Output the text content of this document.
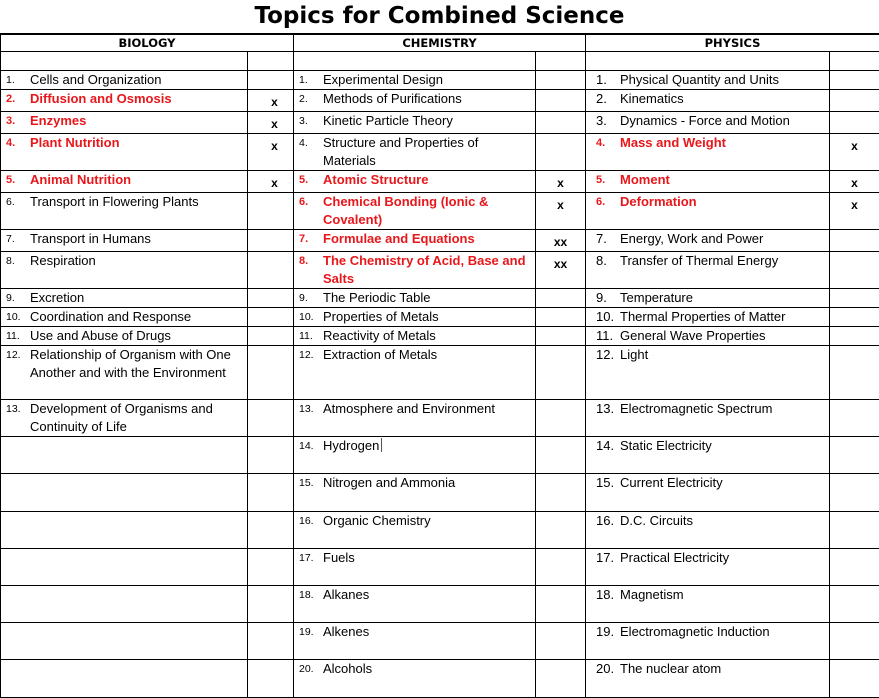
Topics for Combined Science
BIOLOGY		CHEMISTRY		PHYSICS	

1. Cells and Organization		1. Experimental Design		1. Physical Quantity and Units	

2. Diffusion and Osmosis	x	2. Methods of Purifications		2. Kinematics	

3. Enzymes	x	3. Kinetic Particle Theory		3. Dynamics - Force and Motion	

4. Plant Nutrition	x	4. Structure and Properties of Materials		4. Mass and Weight	x

5. Animal Nutrition	x	5. Atomic Structure	x	5. Moment	x

6. Transport in Flowering Plants		6. Chemical Bonding (Ionic & Covalent)	x	6. Deformation	x

7. Transport in Humans		7. Formulae and Equations	xx	7. Energy, Work and Power	

8. Respiration		8. The Chemistry of Acid, Base and Salts	xx	8. Transfer of Thermal Energy	

9. Excretion		9. The Periodic Table		9. Temperature	

10. Coordination and Response		10. Properties of Metals		10. Thermal Properties of Matter	

11. Use and Abuse of Drugs		11. Reactivity of Metals		11. General Wave Properties	

12. Relationship of Organism with One Another and with the Environment		12. Extraction of Metals		12. Light	

13. Development of Organisms and Continuity of Life		13. Atmosphere and Environment		13. Electromagnetic Spectrum	

		14. Hydrogen		14. Static Electricity	

		15. Nitrogen and Ammonia		15. Current Electricity	

		16. Organic Chemistry		16. D.C. Circuits	

		17. Fuels		17. Practical Electricity	

		18. Alkanes		18. Magnetism	

		19. Alkenes		19. Electromagnetic Induction	

		20. Alcohols		20. The nuclear atom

· · · · · · ·

## YOUR INSTRUCTIONS
With images excluded, write the records above out again exactly.

## WRITTEN REPLY
Output the text content of this document.
Topics for Combined Science
BIOLOGY		CHEMISTRY		PHYSICS	

1. Cells and Organization		1. Experimental Design		1. Physical Quantity and Units	

2. Diffusion and Osmosis	x	2. Methods of Purifications		2. Kinematics	

3. Enzymes	x	3. Kinetic Particle Theory		3. Dynamics - Force and Motion	

4. Plant Nutrition	x	4. Structure and Properties of Materials		4. Mass and Weight	x

5. Animal Nutrition	x	5. Atomic Structure	x	5. Moment	x

6. Transport in Flowering Plants		6. Chemical Bonding (Ionic & Covalent)	x	6. Deformation	x

7. Transport in Humans		7. Formulae and Equations	xx	7. Energy, Work and Power	

8. Respiration		8. The Chemistry of Acid, Base and Salts	xx	8. Transfer of Thermal Energy	

9. Excretion		9. The Periodic Table		9. Temperature	

10. Coordination and Response		10. Properties of Metals		10. Thermal Properties of Matter	

11. Use and Abuse of Drugs		11. Reactivity of Metals		11. General Wave Properties	

12. Relationship of Organism with One Another and with the Environment		12. Extraction of Metals		12. Light	

13. Development of Organisms and Continuity of Life		13. Atmosphere and Environment		13. Electromagnetic Spectrum	

		14. Hydrogen		14. Static Electricity	

		15. Nitrogen and Ammonia		15. Current Electricity	

		16. Organic Chemistry		16. D.C. Circuits	

		17. Fuels		17. Practical Electricity	

		18. Alkanes		18. Magnetism	

		19. Alkenes		19. Electromagnetic Induction	

		20. Alcohols		20. The nuclear atom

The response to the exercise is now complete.